> _What the exercise asks_
With the pictures left out, copy the listing below exactly.

Dataset entries:

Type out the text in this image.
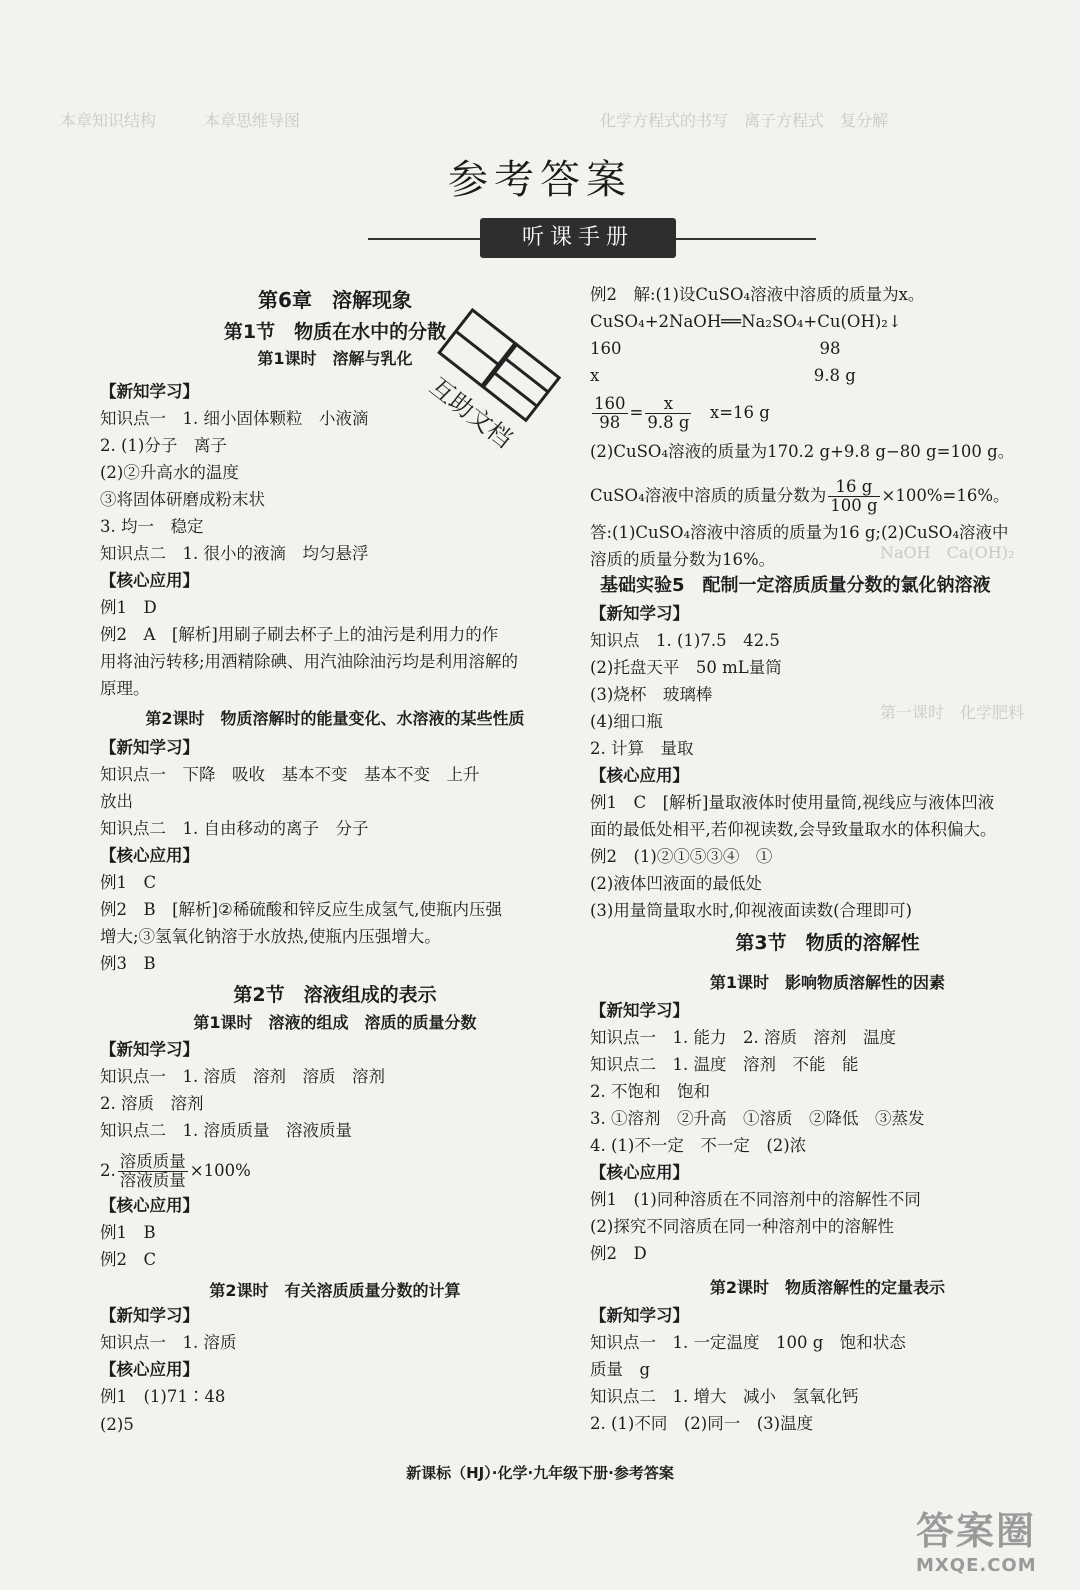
本章知识结构　　　本章思维导图	化学方程式的书写　离子方程式　复分解
第一课时　化学肥料
NaOH　Ca(OH)₂
参考答案
听课手册
第6章　溶解现象
第1节　物质在水中的分散
第1课时　溶解与乳化
【新知学习】
知识点一　1. 细小固体颗粒　小液滴
2. (1)分子　离子
(2)②升高水的温度
③将固体研磨成粉末状
3. 均一　稳定
知识点二　1. 很小的液滴　均匀悬浮
【核心应用】
例1　D
例2　A　[解析]用刷子刷去杯子上的油污是利用力的作
用将油污转移;用酒精除碘、用汽油除油污均是利用溶解的
原理。
第2课时　物质溶解时的能量变化、水溶液的某些性质
【新知学习】
知识点一　下降　吸收　基本不变　基本不变　上升
放出
知识点二　1. 自由移动的离子　分子
【核心应用】
例1　C
例2　B　[解析]②稀硫酸和锌反应生成氢气,使瓶内压强
增大;③氢氧化钠溶于水放热,使瓶内压强增大。
例3　B
第2节　溶液组成的表示
第1课时　溶液的组成　溶质的质量分数
【新知学习】
知识点一　1. 溶质　溶剂　溶质　溶剂
2. 溶质　溶剂
知识点二　1. 溶质质量　溶液质量
2. $\frac{\text{溶质质量}}{\text{溶液质量}} \times 100\%$
【核心应用】
例1　B
例2　C
第2课时　有关溶质质量分数的计算
【新知学习】
知识点一　1. 溶质
【核心应用】
例1　(1)71∶48
(2)5
例2　解:(1)设CuSO₄溶液中溶质的质量为x。
CuSO₄+2NaOH══Na₂SO₄+Cu(OH)₂↓
160　　　　　　　　　　　　98
x　　　　　　　　　　　　　9.8 g
$\frac{160}{98} = \frac{x}{9.8 g}$ 　x=16 g
(2)CuSO₄溶液的质量为170.2 g+9.8 g−80 g=100 g。
CuSO₄溶液中溶质的质量分数为 $\frac{16 g}{100 g} \times 100\%=16\%$。
答:(1)CuSO₄溶液中溶质的质量为16 g;(2)CuSO₄溶液中
溶质的质量分数为16%。
基础实验5　配制一定溶质质量分数的氯化钠溶液
【新知学习】
知识点　1. (1)7.5　42.5
(2)托盘天平　50 mL量筒
(3)烧杯　玻璃棒
(4)细口瓶
2. 计算　量取
【核心应用】
例1　C　[解析]量取液体时使用量筒,视线应与液体凹液
面的最低处相平,若仰视读数,会导致量取水的体积偏大。
例2　(1)②①⑤③④　①
(2)液体凹液面的最低处
(3)用量筒量取水时,仰视液面读数(合理即可)
第3节　物质的溶解性
第1课时　影响物质溶解性的因素
【新知学习】
知识点一　1. 能力　2. 溶质　溶剂　温度
知识点二　1. 温度　溶剂　不能　能
2. 不饱和　饱和
3. ①溶剂　②升高　①溶质　②降低　③蒸发
4. (1)不一定　不一定　(2)浓
【核心应用】
例1　(1)同种溶质在不同溶剂中的溶解性不同
(2)探究不同溶质在同一种溶剂中的溶解性
例2　D
第2课时　物质溶解性的定量表示
【新知学习】
知识点一　1. 一定温度　100 g　饱和状态
质量　g
知识点二　1. 增大　减小　氢氧化钙
2. (1)不同　(2)同一　(3)温度
互助文档
新课标（HJ）·化学·九年级下册·参考答案
答案圈
MXQE.COM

> _Result_
Type out the text in this image.
本章知识结构　　　本章思维导图	化学方程式的书写　离子方程式　复分解
第一课时　化学肥料
NaOH　Ca(OH)₂
参考答案
听课手册
第6章　溶解现象
第1节　物质在水中的分散
第1课时　溶解与乳化
【新知学习】
知识点一　1. 细小固体颗粒　小液滴
2. (1)分子　离子
(2)②升高水的温度
③将固体研磨成粉末状
3. 均一　稳定
知识点二　1. 很小的液滴　均匀悬浮
【核心应用】
例1　D
例2　A　[解析]用刷子刷去杯子上的油污是利用力的作
用将油污转移;用酒精除碘、用汽油除油污均是利用溶解的
原理。
第2课时　物质溶解时的能量变化、水溶液的某些性质
【新知学习】
知识点一　下降　吸收　基本不变　基本不变　上升
放出
知识点二　1. 自由移动的离子　分子
【核心应用】
例1　C
例2　B　[解析]②稀硫酸和锌反应生成氢气,使瓶内压强
增大;③氢氧化钠溶于水放热,使瓶内压强增大。
例3　B
第2节　溶液组成的表示
第1课时　溶液的组成　溶质的质量分数
【新知学习】
知识点一　1. 溶质　溶剂　溶质　溶剂
2. 溶质　溶剂
知识点二　1. 溶质质量　溶液质量
2. $\frac{\text{溶质质量}}{\text{溶液质量}} \times 100\%$
【核心应用】
例1　B
例2　C
第2课时　有关溶质质量分数的计算
【新知学习】
知识点一　1. 溶质
【核心应用】
例1　(1)71∶48
(2)5
例2　解:(1)设CuSO₄溶液中溶质的质量为x。
CuSO₄+2NaOH══Na₂SO₄+Cu(OH)₂↓
160　　　　　　　　　　　　98
x　　　　　　　　　　　　　9.8 g
$\frac{160}{98} = \frac{x}{9.8 g}$ 　x=16 g
(2)CuSO₄溶液的质量为170.2 g+9.8 g−80 g=100 g。
CuSO₄溶液中溶质的质量分数为 $\frac{16 g}{100 g} \times 100\%=16\%$。
答:(1)CuSO₄溶液中溶质的质量为16 g;(2)CuSO₄溶液中
溶质的质量分数为16%。
基础实验5　配制一定溶质质量分数的氯化钠溶液
【新知学习】
知识点　1. (1)7.5　42.5
(2)托盘天平　50 mL量筒
(3)烧杯　玻璃棒
(4)细口瓶
2. 计算　量取
【核心应用】
例1　C　[解析]量取液体时使用量筒,视线应与液体凹液
面的最低处相平,若仰视读数,会导致量取水的体积偏大。
例2　(1)②①⑤③④　①
(2)液体凹液面的最低处
(3)用量筒量取水时,仰视液面读数(合理即可)
第3节　物质的溶解性
第1课时　影响物质溶解性的因素
【新知学习】
知识点一　1. 能力　2. 溶质　溶剂　温度
知识点二　1. 温度　溶剂　不能　能
2. 不饱和　饱和
3. ①溶剂　②升高　①溶质　②降低　③蒸发
4. (1)不一定　不一定　(2)浓
【核心应用】
例1　(1)同种溶质在不同溶剂中的溶解性不同
(2)探究不同溶质在同一种溶剂中的溶解性
例2　D
第2课时　物质溶解性的定量表示
【新知学习】
知识点一　1. 一定温度　100 g　饱和状态
质量　g
知识点二　1. 增大　减小　氢氧化钙
2. (1)不同　(2)同一　(3)温度
互助文档
新课标（HJ）·化学·九年级下册·参考答案
答案圈
MXQE.COM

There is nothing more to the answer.